Challenge: Identify each line below containing the string "content" and copy it.

Exercise material:
*****
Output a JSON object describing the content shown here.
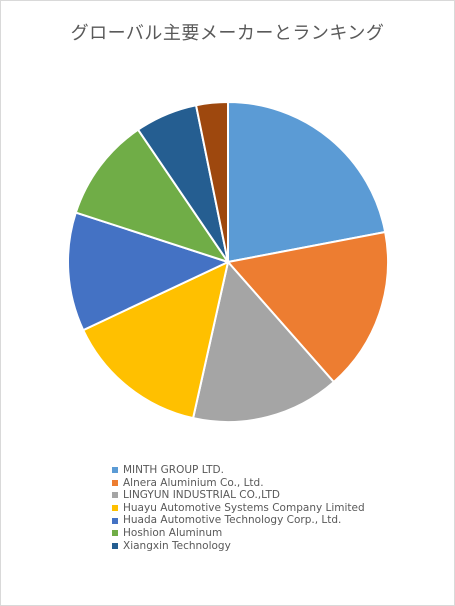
{
  "chart_data": {
    "type": "pie",
    "title": "グローバル主要メーカーとランキング",
    "legend_position": "bottom",
    "categories": [
      "MINTH GROUP LTD.",
      "Alnera Aluminium Co., Ltd.",
      "LINGYUN INDUSTRIAL CO.,LTD",
      "Huayu Automotive Systems Company Limited",
      "Huada Automotive Technology Corp., Ltd.",
      "Hoshion Aluminum",
      "Xiangxin Technology",
      ""
    ],
    "legend_entries": [
      "MINTH GROUP LTD.",
      "Alnera Aluminium Co., Ltd.",
      "LINGYUN INDUSTRIAL CO.,LTD",
      "Huayu Automotive Systems Company Limited",
      "Huada Automotive Technology Corp., Ltd.",
      "Hoshion Aluminum",
      "Xiangxin Technology"
    ],
    "values": [
      22.0,
      16.5,
      15.0,
      14.5,
      12.0,
      10.5,
      6.3,
      3.2
    ],
    "colors": [
      "#5b9bd5",
      "#ed7d31",
      "#a5a5a5",
      "#ffc000",
      "#4472c4",
      "#70ad47",
      "#255e91",
      "#9e480e"
    ]
  }
}
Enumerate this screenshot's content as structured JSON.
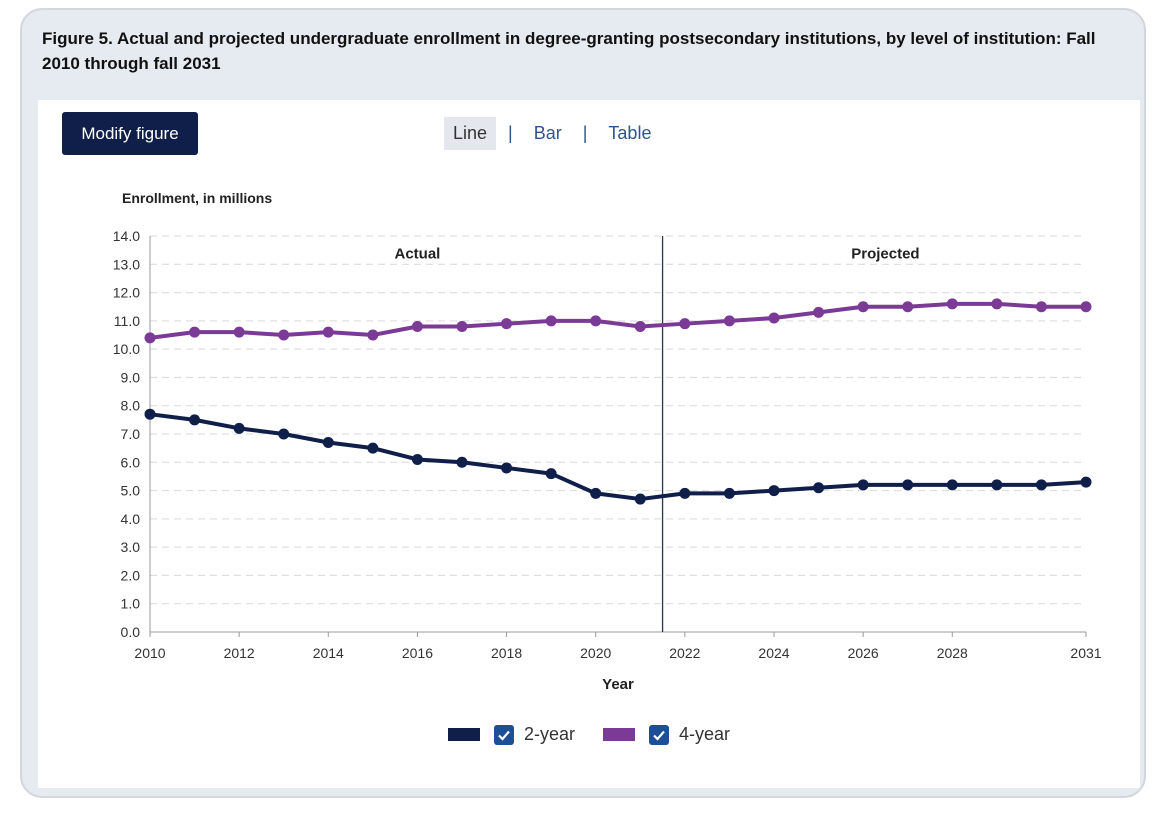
{
  "figure": {
    "title": "Figure 5. Actual and projected undergraduate enrollment in degree-granting postsecondary institutions, by level of institution: Fall 2010 through fall 2031"
  },
  "controls": {
    "modify_label": "Modify figure",
    "tabs": [
      {
        "label": "Line",
        "active": true
      },
      {
        "label": "Bar",
        "active": false
      },
      {
        "label": "Table",
        "active": false
      }
    ],
    "separator": "|"
  },
  "icons": {
    "checkbox": "check-icon"
  },
  "colors": {
    "two_year": "#0f1f4a",
    "four_year": "#7b3a96",
    "button": "#0f1f4a",
    "link": "#2e5590"
  },
  "chart_data": {
    "type": "line",
    "ylabel": "Enrollment, in millions",
    "xlabel": "Year",
    "ylim": [
      0,
      14
    ],
    "yticks": [
      "0.0",
      "1.0",
      "2.0",
      "3.0",
      "4.0",
      "5.0",
      "6.0",
      "7.0",
      "8.0",
      "9.0",
      "10.0",
      "11.0",
      "12.0",
      "13.0",
      "14.0"
    ],
    "xlim": [
      2010,
      2031
    ],
    "xticks": [
      "2010",
      "2012",
      "2014",
      "2016",
      "2018",
      "2020",
      "2022",
      "2024",
      "2026",
      "2028",
      "2031"
    ],
    "grid": true,
    "divider_x": 2021.5,
    "annotations": [
      {
        "text": "Actual",
        "x": 2016
      },
      {
        "text": "Projected",
        "x": 2026.5
      }
    ],
    "legend_position": "bottom",
    "x": [
      2010,
      2011,
      2012,
      2013,
      2014,
      2015,
      2016,
      2017,
      2018,
      2019,
      2020,
      2021,
      2022,
      2023,
      2024,
      2025,
      2026,
      2027,
      2028,
      2029,
      2030,
      2031
    ],
    "series": [
      {
        "name": "2-year",
        "color": "#0f1f4a",
        "values": [
          7.7,
          7.5,
          7.2,
          7.0,
          6.7,
          6.5,
          6.1,
          6.0,
          5.8,
          5.6,
          4.9,
          4.7,
          4.9,
          4.9,
          5.0,
          5.1,
          5.2,
          5.2,
          5.2,
          5.2,
          5.2,
          5.3
        ]
      },
      {
        "name": "4-year",
        "color": "#7b3a96",
        "values": [
          10.4,
          10.6,
          10.6,
          10.5,
          10.6,
          10.5,
          10.8,
          10.8,
          10.9,
          11.0,
          11.0,
          10.8,
          10.9,
          11.0,
          11.1,
          11.3,
          11.5,
          11.5,
          11.6,
          11.6,
          11.5,
          11.5
        ]
      }
    ]
  }
}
*****
Exercise output:
Output a JSON object describing the content shown here.
Enumerate this screenshot's content as structured JSON.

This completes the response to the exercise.